• [Your instructions] Copy out every line containing the word "поддержки".

----

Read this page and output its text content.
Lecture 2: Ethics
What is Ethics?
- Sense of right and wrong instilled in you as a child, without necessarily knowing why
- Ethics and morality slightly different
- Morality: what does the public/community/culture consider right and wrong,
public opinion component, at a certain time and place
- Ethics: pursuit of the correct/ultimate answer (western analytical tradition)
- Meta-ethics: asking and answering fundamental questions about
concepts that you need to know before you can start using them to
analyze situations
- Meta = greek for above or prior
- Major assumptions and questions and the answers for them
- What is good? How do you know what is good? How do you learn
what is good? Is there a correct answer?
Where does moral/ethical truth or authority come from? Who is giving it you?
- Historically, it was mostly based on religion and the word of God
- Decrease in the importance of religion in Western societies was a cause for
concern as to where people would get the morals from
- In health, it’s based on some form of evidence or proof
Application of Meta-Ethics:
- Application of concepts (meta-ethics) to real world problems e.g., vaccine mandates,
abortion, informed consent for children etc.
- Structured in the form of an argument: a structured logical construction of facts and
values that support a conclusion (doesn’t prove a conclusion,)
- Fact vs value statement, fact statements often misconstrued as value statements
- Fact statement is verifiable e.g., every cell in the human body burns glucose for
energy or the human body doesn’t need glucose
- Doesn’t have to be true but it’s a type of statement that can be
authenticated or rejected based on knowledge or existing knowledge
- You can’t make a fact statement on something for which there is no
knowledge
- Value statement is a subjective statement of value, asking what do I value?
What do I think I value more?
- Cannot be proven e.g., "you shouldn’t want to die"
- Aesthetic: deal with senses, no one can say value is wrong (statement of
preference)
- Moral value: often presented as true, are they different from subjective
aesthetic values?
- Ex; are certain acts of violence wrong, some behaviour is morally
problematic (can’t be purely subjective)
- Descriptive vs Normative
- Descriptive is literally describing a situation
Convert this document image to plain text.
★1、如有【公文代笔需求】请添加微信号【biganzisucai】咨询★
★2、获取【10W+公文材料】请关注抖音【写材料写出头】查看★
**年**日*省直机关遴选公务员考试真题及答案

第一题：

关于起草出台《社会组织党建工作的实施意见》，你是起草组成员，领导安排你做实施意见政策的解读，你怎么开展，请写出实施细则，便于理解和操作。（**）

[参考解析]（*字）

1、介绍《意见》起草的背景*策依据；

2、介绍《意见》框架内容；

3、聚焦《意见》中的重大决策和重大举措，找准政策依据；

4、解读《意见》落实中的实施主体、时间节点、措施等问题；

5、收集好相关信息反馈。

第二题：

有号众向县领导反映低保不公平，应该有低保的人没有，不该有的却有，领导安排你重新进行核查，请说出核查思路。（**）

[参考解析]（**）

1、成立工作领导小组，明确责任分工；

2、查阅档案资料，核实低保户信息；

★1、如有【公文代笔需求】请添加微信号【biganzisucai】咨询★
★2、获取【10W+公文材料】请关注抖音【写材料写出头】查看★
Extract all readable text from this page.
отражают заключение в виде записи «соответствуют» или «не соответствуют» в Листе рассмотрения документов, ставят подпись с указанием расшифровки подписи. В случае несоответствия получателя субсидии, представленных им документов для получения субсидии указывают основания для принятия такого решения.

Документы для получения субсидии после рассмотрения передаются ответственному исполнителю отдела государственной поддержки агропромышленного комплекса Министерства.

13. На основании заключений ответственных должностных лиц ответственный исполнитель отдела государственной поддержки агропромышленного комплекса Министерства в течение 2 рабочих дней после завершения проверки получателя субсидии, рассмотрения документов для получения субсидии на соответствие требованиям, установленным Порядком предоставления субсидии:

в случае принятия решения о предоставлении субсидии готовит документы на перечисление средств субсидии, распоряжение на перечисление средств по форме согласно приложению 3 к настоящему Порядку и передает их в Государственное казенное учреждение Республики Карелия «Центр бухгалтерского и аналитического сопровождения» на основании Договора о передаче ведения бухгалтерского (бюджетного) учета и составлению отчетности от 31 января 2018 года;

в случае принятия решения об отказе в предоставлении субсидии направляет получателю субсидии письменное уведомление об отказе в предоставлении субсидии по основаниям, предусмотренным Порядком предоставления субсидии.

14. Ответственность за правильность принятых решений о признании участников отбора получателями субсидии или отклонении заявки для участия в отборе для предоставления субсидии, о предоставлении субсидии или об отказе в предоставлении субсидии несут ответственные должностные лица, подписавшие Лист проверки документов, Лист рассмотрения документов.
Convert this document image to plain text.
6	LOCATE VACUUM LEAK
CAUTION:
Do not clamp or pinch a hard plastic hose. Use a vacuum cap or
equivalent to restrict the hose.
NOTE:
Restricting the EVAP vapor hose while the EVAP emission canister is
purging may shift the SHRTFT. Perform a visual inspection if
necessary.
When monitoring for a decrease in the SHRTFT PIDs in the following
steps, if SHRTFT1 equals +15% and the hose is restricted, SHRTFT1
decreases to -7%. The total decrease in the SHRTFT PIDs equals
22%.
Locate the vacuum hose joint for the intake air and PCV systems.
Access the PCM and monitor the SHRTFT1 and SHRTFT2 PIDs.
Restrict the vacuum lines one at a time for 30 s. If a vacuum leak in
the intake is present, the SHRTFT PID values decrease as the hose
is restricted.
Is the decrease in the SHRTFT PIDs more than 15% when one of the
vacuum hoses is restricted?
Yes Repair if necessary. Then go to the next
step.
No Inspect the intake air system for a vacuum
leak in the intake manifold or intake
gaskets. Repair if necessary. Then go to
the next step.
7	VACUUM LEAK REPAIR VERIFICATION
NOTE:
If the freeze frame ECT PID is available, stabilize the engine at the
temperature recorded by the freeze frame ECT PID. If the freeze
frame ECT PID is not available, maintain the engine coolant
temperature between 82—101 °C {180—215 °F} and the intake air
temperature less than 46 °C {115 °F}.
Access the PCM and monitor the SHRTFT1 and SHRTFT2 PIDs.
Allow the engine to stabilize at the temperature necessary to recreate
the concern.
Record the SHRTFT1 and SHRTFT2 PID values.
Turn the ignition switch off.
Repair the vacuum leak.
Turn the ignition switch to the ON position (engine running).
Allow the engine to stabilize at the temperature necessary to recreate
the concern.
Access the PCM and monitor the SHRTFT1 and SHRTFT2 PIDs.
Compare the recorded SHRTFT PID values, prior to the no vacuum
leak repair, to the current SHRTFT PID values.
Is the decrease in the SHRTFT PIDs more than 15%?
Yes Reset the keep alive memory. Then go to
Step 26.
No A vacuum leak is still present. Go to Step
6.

----

• [Response to this task]
Документы для получения субсидии после рассмотрения передаются ответственному исполнителю отдела государственной поддержки агропромышленного комплекса Министерства.
13. На основании заключений ответственных должностных лиц ответственный исполнитель отдела государственной поддержки агропромышленного комплекса Министерства в течение 2 рабочих дней после завершения проверки получателя субсидии, рассмотрения документов для получения субсидии на соответствие требованиям, установленным Порядком предоставления субсидии:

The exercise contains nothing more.